━━ Supplied entries ━━

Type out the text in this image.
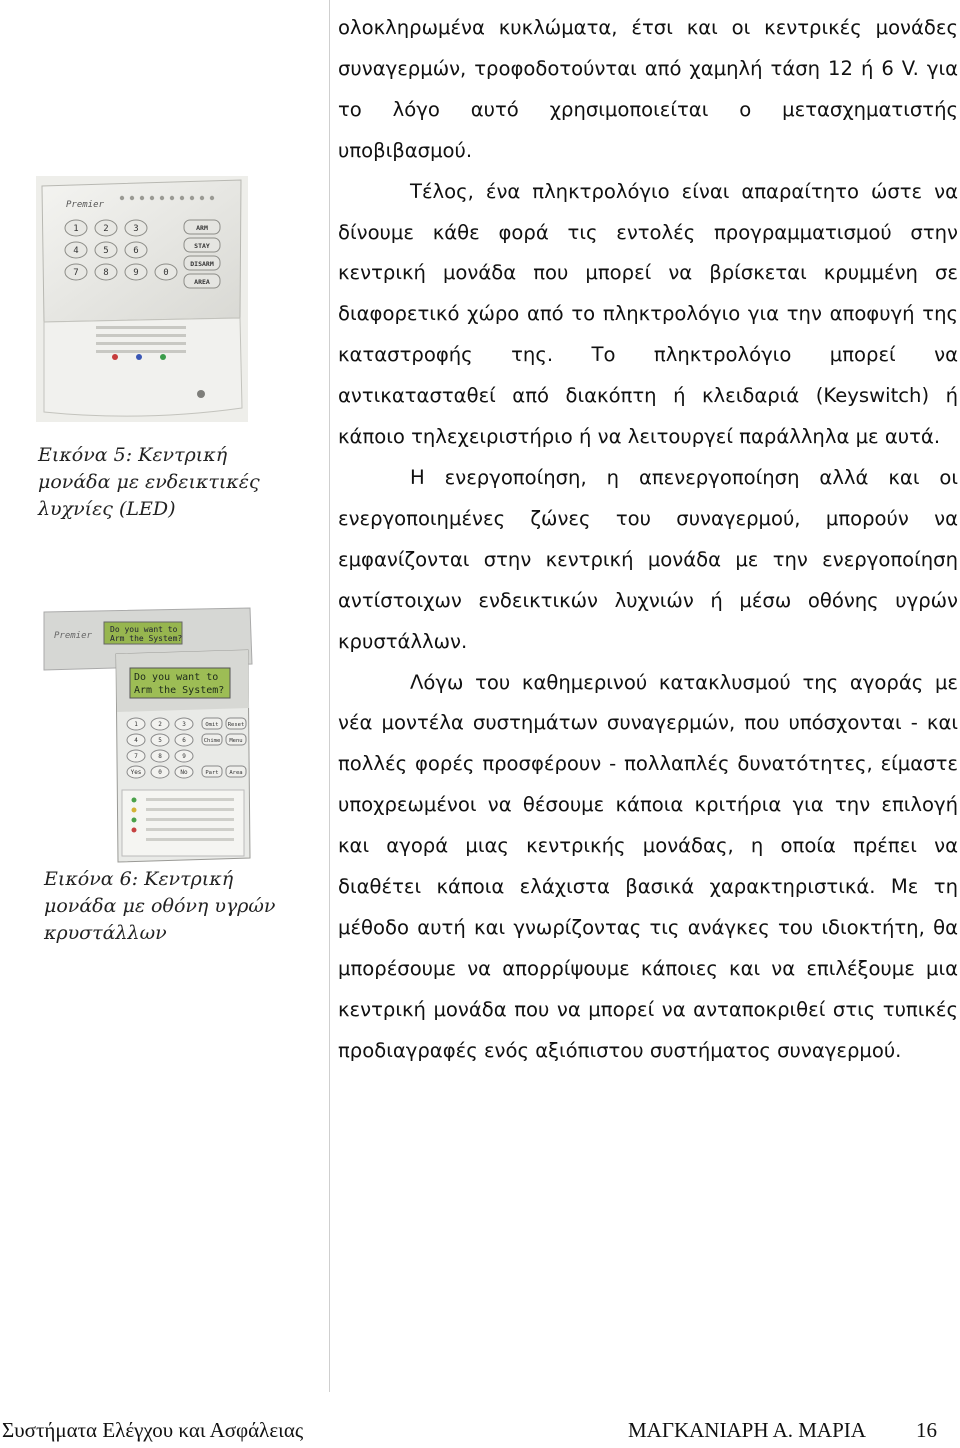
Premier
1	2	3
4	5	6
7	8	9	0
ARM
STAY
DISARM
AREA
Εικόνα 5: Κεντρική
μονάδα με ενδεικτικές
λυχνίες (LED)
Premier
Do you want to
Arm the System?
Do you want to
Arm the System?
1	2	3
4	5	6
7	8	9
Yes	0	No
Omit Reset
Chime Menu
Part Area
Εικόνα 6: Κεντρική
μονάδα με οθόνη υγρών
κρυστάλλων

ολοκληρωμένα κυκλώματα, έτσι και οι κεντρικές μονάδες συναγερμών, τροφοδοτούνται από χαμηλή τάση 12 ή 6 V. για το λόγο αυτό χρησιμοποιείται ο μετασχηματιστής υποβιβασμού.

Τέλος, ένα πληκτρολόγιο είναι απαραίτητο ώστε να δίνουμε κάθε φορά τις εντολές προγραμματισμού στην κεντρική μονάδα που μπορεί να βρίσκεται κρυμμένη σε διαφορετικό χώρο από το πληκτρολόγιο για την αποφυγή της καταστροφής της. Το πληκτρολόγιο μπορεί να αντικατασταθεί από διακόπτη ή κλειδαριά (Keyswitch) ή κάποιο τηλεχειριστήριο ή να λειτουργεί παράλληλα με αυτά.

Η ενεργοποίηση, η απενεργοποίηση αλλά και οι ενεργοποιημένες ζώνες του συναγερμού, μπορούν να εμφανίζονται στην κεντρική μονάδα με την ενεργοποίηση αντίστοιχων ενδεικτικών λυχνιών ή μέσω οθόνης υγρών κρυστάλλων.

Λόγω του καθημερινού κατακλυσμού της αγοράς με νέα μοντέλα συστημάτων συναγερμών, που υπόσχονται - και πολλές φορές προσφέρουν - πολλαπλές δυνατότητες, είμαστε υποχρεωμένοι να θέσουμε κάποια κριτήρια για την επιλογή και αγορά μιας κεντρικής μονάδας, η οποία πρέπει να διαθέτει κάποια ελάχιστα βασικά χαρακτηριστικά. Με τη μέθοδο αυτή και γνωρίζοντας τις ανάγκες του ιδιοκτήτη, θα μπορέσουμε να απορρίψουμε κάποιες και να επιλέξουμε μια κεντρική μονάδα που να μπορεί να ανταποκριθεί στις τυπικές προδιαγραφές ενός αξιόπιστου συστήματος συναγερμού.

Συστήματα Ελέγχου και Ασφάλειας	ΜΑΓΚΑΝΙΑΡΗ Α. ΜΑΡΙΑ 16
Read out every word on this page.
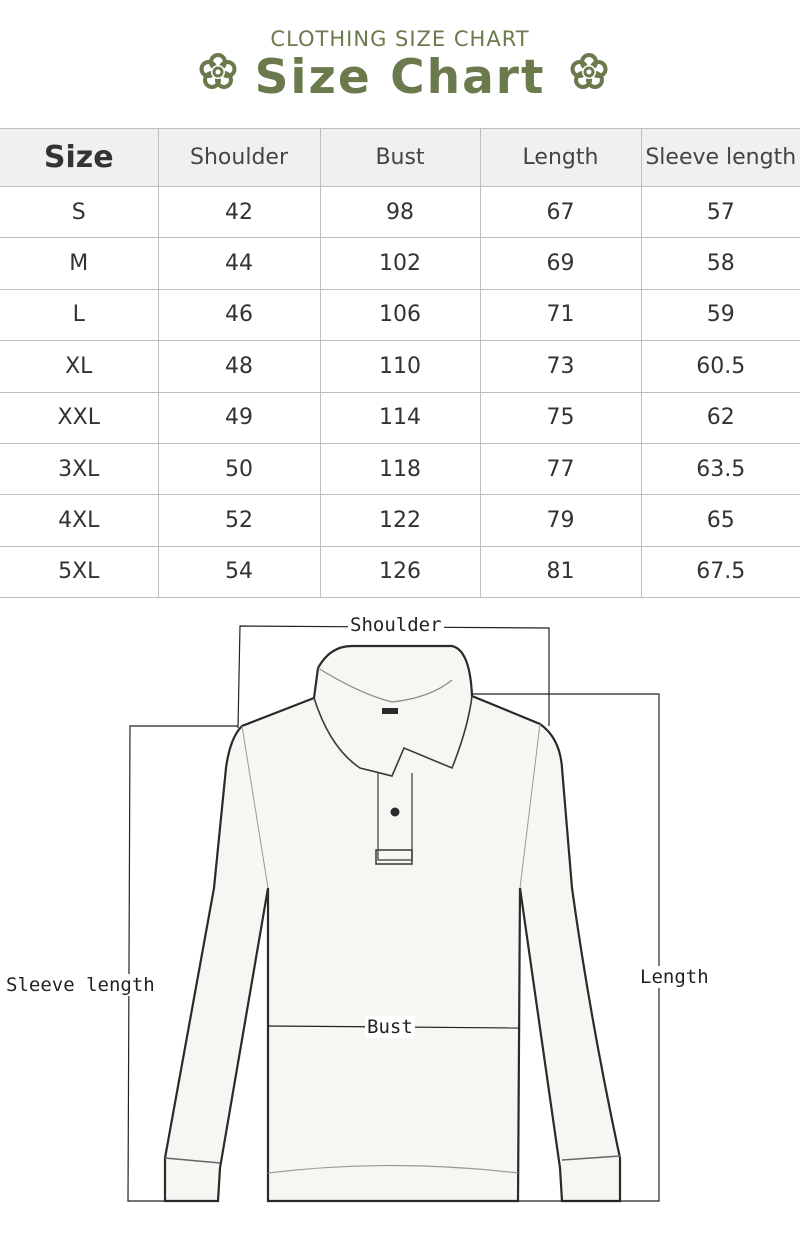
CLOTHING SIZE CHART
Size Chart
Size	Shoulder	Bust	Length	Sleeve length
S	42	98	67	57
M	44	102	69	58
L	46	106	71	59
XL	48	110	73	60.5
XXL	49	114	75	62
3XL	50	118	77	63.5
4XL	52	122	79	65
5XL	54	126	81	67.5
Shoulder
Sleeve length
Bust
Length
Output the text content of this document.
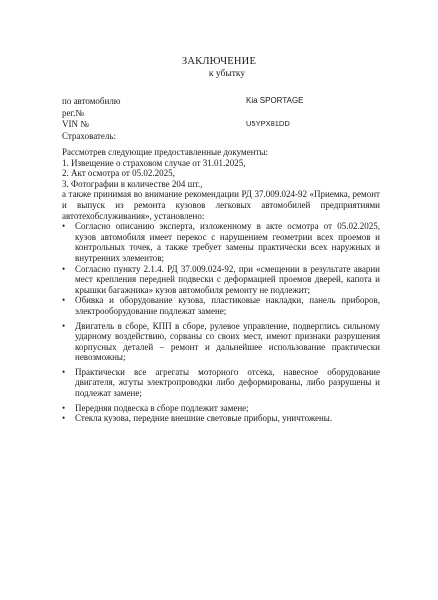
ЗАКЛЮЧЕНИЕ
к убытку
по автомобилю	Kia SPORTAGE
рег.№
VIN №	U5YPX81DD
Страхователь:

Рассмотрев следующие предоставленные документы:

1. Извещение о страховом случае от 31.01.2025,

2. Акт осмотра от 05.02.2025,

3. Фотографии в количестве 204 шт.,

а также принимая во внимание рекомендации РД 37.009.024-92 «Приемка, ремонт и выпуск из ремонта кузовов легковых автомобилей предприятиями автотехобслуживания», установлено:

• Согласно описанию эксперта, изложенному в акте осмотра от 05.02.2025, кузов автомобиля имеет перекос с нарушением геометрии всех проемов и контрольных точек, а также требует замены практически всех наружных и внутренних элементов;
• Согласно пункту 2.1.4. РД 37.009.024-92, при «смещении в результате аварии мест крепления передней подвески с деформацией проемов дверей, капота и крышки багажника» кузов автомобиля ремонту не подлежит;
• Обивка и оборудование кузова, пластиковые накладки, панель приборов, электрооборудование подлежат замене;
• Двигатель в сборе, КПП в сборе, рулевое управление, подверглись сильному ударному воздействию, сорваны со своих мест, имеют признаки разрушения корпусных деталей – ремонт и дальнейшее использование практически невозможны;
• Практически все агрегаты моторного отсека, навесное оборудование двигателя, жгуты электропроводки либо деформированы, либо разрушены и подлежат замене;
• Передняя подвеска в сборе подлежит замене;
• Стекла кузова, передние внешние световые приборы, уничтожены.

━━━

What to do: Locate "Output the text content of this document." in the listing above, then print exactly the lines from that line through the final one, omitting all pictures.

Response to this exercise:
Output the text content of this document.
ЗАКЛЮЧЕНИЕ
к убытку
по автомобилю	Kia SPORTAGE
рег.№
VIN №	U5YPX81DD
Страхователь:

Рассмотрев следующие предоставленные документы:

1. Извещение о страховом случае от 31.01.2025,

2. Акт осмотра от 05.02.2025,

3. Фотографии в количестве 204 шт.,

а также принимая во внимание рекомендации РД 37.009.024-92 «Приемка, ремонт и выпуск из ремонта кузовов легковых автомобилей предприятиями автотехобслуживания», установлено:

• Согласно описанию эксперта, изложенному в акте осмотра от 05.02.2025, кузов автомобиля имеет перекос с нарушением геометрии всех проемов и контрольных точек, а также требует замены практически всех наружных и внутренних элементов;
• Согласно пункту 2.1.4. РД 37.009.024-92, при «смещении в результате аварии мест крепления передней подвески с деформацией проемов дверей, капота и крышки багажника» кузов автомобиля ремонту не подлежит;
• Обивка и оборудование кузова, пластиковые накладки, панель приборов, электрооборудование подлежат замене;
• Двигатель в сборе, КПП в сборе, рулевое управление, подверглись сильному ударному воздействию, сорваны со своих мест, имеют признаки разрушения корпусных деталей – ремонт и дальнейшее использование практически невозможны;
• Практически все агрегаты моторного отсека, навесное оборудование двигателя, жгуты электропроводки либо деформированы, либо разрушены и подлежат замене;
• Передняя подвеска в сборе подлежит замене;
• Стекла кузова, передние внешние световые приборы, уничтожены.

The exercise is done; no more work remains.